WHAT YOU NEED TO DO
Write out all the entries word for word, but skip any images.

DATA FOR THIS TASK

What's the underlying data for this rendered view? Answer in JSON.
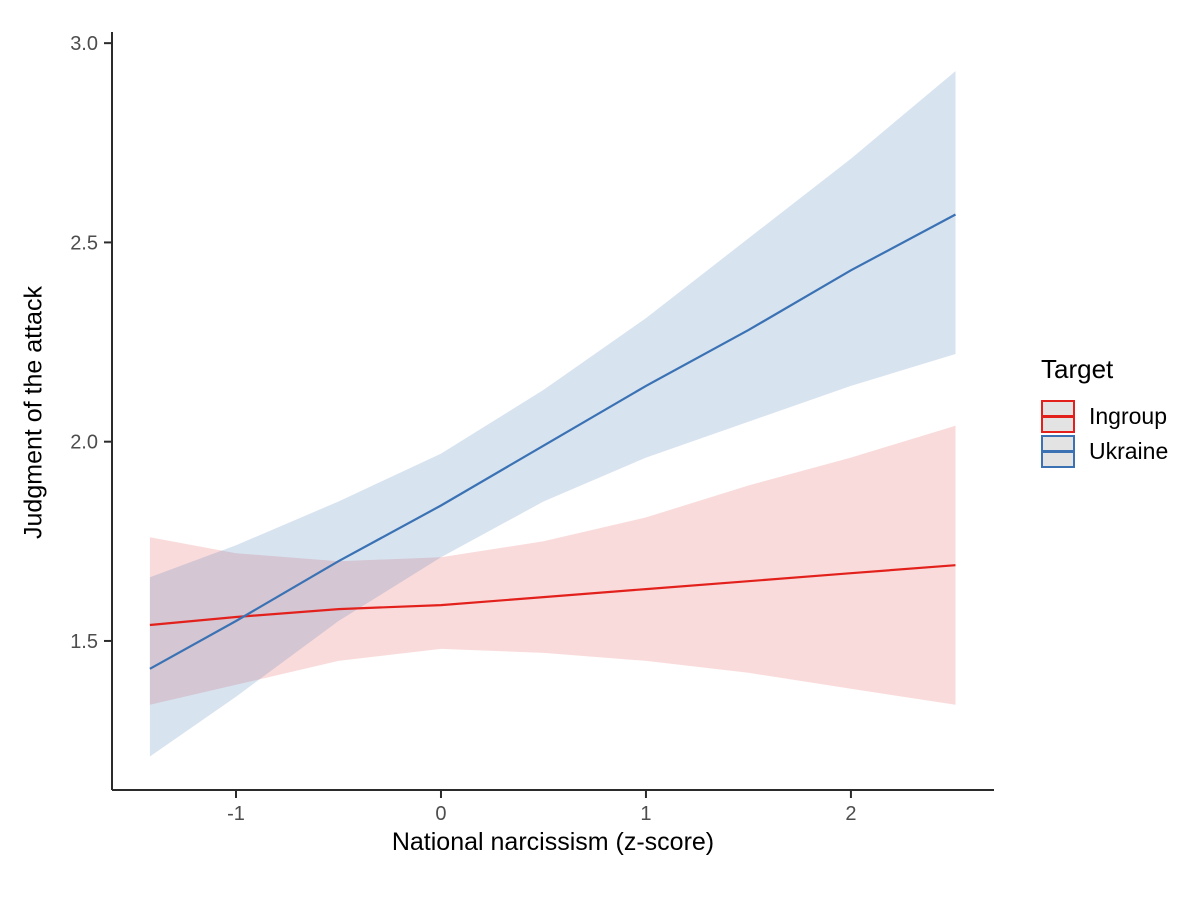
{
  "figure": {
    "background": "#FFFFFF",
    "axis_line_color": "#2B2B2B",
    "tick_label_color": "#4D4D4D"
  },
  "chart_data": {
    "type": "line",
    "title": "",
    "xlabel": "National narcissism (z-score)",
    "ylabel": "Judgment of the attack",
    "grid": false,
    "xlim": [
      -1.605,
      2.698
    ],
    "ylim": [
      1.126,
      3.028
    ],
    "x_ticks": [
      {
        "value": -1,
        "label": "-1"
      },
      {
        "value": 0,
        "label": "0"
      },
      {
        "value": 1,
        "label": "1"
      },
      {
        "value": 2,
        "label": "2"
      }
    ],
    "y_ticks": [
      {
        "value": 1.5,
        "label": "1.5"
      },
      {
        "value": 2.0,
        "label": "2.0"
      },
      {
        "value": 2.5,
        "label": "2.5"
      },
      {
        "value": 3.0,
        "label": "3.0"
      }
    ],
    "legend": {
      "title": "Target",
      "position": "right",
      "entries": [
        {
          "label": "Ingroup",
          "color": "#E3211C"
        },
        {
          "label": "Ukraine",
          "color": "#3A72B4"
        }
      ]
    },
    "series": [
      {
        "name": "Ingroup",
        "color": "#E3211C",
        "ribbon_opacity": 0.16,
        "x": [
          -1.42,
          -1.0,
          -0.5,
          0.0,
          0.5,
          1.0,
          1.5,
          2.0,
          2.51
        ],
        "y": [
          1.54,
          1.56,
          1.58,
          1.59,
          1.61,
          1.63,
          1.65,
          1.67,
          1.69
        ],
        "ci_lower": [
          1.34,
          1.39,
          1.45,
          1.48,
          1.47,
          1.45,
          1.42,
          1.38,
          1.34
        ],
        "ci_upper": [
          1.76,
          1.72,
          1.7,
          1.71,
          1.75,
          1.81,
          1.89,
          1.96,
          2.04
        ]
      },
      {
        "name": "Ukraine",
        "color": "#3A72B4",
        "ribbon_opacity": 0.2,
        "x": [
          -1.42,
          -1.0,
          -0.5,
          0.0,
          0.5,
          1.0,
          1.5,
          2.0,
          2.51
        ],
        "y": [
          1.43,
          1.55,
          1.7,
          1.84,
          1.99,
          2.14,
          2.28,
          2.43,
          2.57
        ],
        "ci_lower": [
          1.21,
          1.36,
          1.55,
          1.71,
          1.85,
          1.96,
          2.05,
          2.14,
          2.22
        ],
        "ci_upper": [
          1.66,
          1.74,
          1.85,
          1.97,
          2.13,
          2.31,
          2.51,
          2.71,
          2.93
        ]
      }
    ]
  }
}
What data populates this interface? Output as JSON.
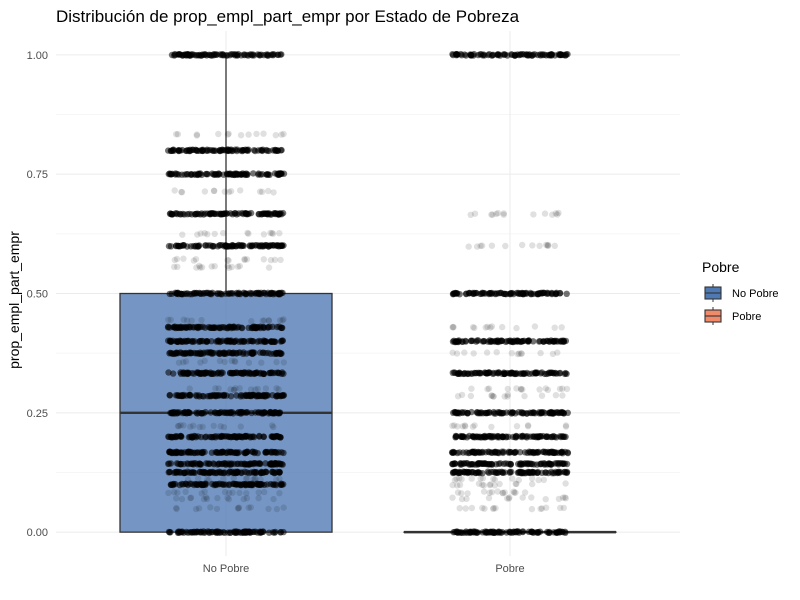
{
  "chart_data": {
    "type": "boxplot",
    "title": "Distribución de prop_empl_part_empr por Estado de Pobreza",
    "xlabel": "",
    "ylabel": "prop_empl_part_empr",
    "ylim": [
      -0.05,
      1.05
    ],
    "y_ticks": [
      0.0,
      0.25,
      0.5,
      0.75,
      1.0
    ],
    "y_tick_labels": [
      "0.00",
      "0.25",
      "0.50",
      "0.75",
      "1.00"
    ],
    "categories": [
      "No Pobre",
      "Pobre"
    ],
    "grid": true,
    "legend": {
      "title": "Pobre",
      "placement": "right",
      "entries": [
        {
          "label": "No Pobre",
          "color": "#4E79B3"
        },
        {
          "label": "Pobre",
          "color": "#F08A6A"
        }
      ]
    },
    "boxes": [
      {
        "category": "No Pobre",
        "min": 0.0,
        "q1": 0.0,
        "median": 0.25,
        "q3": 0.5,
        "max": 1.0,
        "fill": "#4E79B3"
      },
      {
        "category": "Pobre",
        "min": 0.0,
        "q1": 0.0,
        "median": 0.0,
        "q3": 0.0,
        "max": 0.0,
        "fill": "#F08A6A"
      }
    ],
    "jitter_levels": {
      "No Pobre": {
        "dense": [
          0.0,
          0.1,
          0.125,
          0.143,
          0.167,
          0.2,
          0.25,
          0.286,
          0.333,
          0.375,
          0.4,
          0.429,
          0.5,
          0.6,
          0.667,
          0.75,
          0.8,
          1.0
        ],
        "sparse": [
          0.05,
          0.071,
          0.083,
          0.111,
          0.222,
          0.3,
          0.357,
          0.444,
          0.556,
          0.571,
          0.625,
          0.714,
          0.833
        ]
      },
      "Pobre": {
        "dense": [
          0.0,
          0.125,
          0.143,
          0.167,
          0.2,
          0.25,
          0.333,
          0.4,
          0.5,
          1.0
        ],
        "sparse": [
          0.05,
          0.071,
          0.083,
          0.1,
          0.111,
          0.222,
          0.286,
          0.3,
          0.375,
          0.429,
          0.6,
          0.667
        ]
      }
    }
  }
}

REPLY
What's the underlying data for this rendered view? Answer in JSON.
{
  "figure": {
    "background": "#FFFFFF",
    "axis_line_color": "#2B2B2B",
    "tick_label_color": "#4D4D4D"
  },
  "chart_data": {
    "type": "line",
    "title": "",
    "xlabel": "National narcissism (z-score)",
    "ylabel": "Judgment of the attack",
    "grid": false,
    "xlim": [
      -1.605,
      2.698
    ],
    "ylim": [
      1.126,
      3.028
    ],
    "x_ticks": [
      {
        "value": -1,
        "label": "-1"
      },
      {
        "value": 0,
        "label": "0"
      },
      {
        "value": 1,
        "label": "1"
      },
      {
        "value": 2,
        "label": "2"
      }
    ],
    "y_ticks": [
      {
        "value": 1.5,
        "label": "1.5"
      },
      {
        "value": 2.0,
        "label": "2.0"
      },
      {
        "value": 2.5,
        "label": "2.5"
      },
      {
        "value": 3.0,
        "label": "3.0"
      }
    ],
    "legend": {
      "title": "Target",
      "position": "right",
      "entries": [
        {
          "label": "Ingroup",
          "color": "#E3211C"
        },
        {
          "label": "Ukraine",
          "color": "#3A72B4"
        }
      ]
    },
    "series": [
      {
        "name": "Ingroup",
        "color": "#E3211C",
        "ribbon_opacity": 0.16,
        "x": [
          -1.42,
          -1.0,
          -0.5,
          0.0,
          0.5,
          1.0,
          1.5,
          2.0,
          2.51
        ],
        "y": [
          1.54,
          1.56,
          1.58,
          1.59,
          1.61,
          1.63,
          1.65,
          1.67,
          1.69
        ],
        "ci_lower": [
          1.34,
          1.39,
          1.45,
          1.48,
          1.47,
          1.45,
          1.42,
          1.38,
          1.34
        ],
        "ci_upper": [
          1.76,
          1.72,
          1.7,
          1.71,
          1.75,
          1.81,
          1.89,
          1.96,
          2.04
        ]
      },
      {
        "name": "Ukraine",
        "color": "#3A72B4",
        "ribbon_opacity": 0.2,
        "x": [
          -1.42,
          -1.0,
          -0.5,
          0.0,
          0.5,
          1.0,
          1.5,
          2.0,
          2.51
        ],
        "y": [
          1.43,
          1.55,
          1.7,
          1.84,
          1.99,
          2.14,
          2.28,
          2.43,
          2.57
        ],
        "ci_lower": [
          1.21,
          1.36,
          1.55,
          1.71,
          1.85,
          1.96,
          2.05,
          2.14,
          2.22
        ],
        "ci_upper": [
          1.66,
          1.74,
          1.85,
          1.97,
          2.13,
          2.31,
          2.51,
          2.71,
          2.93
        ]
      }
    ]
  }
}
What data populates this interface? Output as JSON.
{
  "chart_data": {
    "type": "boxplot",
    "title": "Distribución de prop_empl_part_empr por Estado de Pobreza",
    "xlabel": "",
    "ylabel": "prop_empl_part_empr",
    "ylim": [
      -0.05,
      1.05
    ],
    "y_ticks": [
      0.0,
      0.25,
      0.5,
      0.75,
      1.0
    ],
    "y_tick_labels": [
      "0.00",
      "0.25",
      "0.50",
      "0.75",
      "1.00"
    ],
    "categories": [
      "No Pobre",
      "Pobre"
    ],
    "grid": true,
    "legend": {
      "title": "Pobre",
      "placement": "right",
      "entries": [
        {
          "label": "No Pobre",
          "color": "#4E79B3"
        },
        {
          "label": "Pobre",
          "color": "#F08A6A"
        }
      ]
    },
    "boxes": [
      {
        "category": "No Pobre",
        "min": 0.0,
        "q1": 0.0,
        "median": 0.25,
        "q3": 0.5,
        "max": 1.0,
        "fill": "#4E79B3"
      },
      {
        "category": "Pobre",
        "min": 0.0,
        "q1": 0.0,
        "median": 0.0,
        "q3": 0.0,
        "max": 0.0,
        "fill": "#F08A6A"
      }
    ],
    "jitter_levels": {
      "No Pobre": {
        "dense": [
          0.0,
          0.1,
          0.125,
          0.143,
          0.167,
          0.2,
          0.25,
          0.286,
          0.333,
          0.375,
          0.4,
          0.429,
          0.5,
          0.6,
          0.667,
          0.75,
          0.8,
          1.0
        ],
        "sparse": [
          0.05,
          0.071,
          0.083,
          0.111,
          0.222,
          0.3,
          0.357,
          0.444,
          0.556,
          0.571,
          0.625,
          0.714,
          0.833
        ]
      },
      "Pobre": {
        "dense": [
          0.0,
          0.125,
          0.143,
          0.167,
          0.2,
          0.25,
          0.333,
          0.4,
          0.5,
          1.0
        ],
        "sparse": [
          0.05,
          0.071,
          0.083,
          0.1,
          0.111,
          0.222,
          0.286,
          0.3,
          0.375,
          0.429,
          0.6,
          0.667
        ]
      }
    }
  }
}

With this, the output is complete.